### EXERCISE BRIEF
Gather up every line that includes the string "para".

### DATA FOR THIS EXERCISE
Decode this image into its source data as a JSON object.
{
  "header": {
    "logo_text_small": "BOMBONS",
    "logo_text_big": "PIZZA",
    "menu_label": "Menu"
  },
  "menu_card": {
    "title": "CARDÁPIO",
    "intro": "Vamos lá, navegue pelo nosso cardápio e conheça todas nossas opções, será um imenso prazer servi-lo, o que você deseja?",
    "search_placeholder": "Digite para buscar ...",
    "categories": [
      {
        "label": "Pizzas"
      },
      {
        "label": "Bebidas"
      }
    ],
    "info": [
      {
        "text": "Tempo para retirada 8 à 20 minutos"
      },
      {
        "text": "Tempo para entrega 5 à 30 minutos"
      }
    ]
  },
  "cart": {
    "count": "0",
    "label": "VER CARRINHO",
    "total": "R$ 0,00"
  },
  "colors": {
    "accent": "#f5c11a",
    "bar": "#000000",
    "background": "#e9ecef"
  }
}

### SOLVED EXERCISE
    "search_placeholder": "Digite para buscar ...",
        "text": "Tempo para retirada 8 à 20 minutos"
        "text": "Tempo para entrega 5 à 30 minutos"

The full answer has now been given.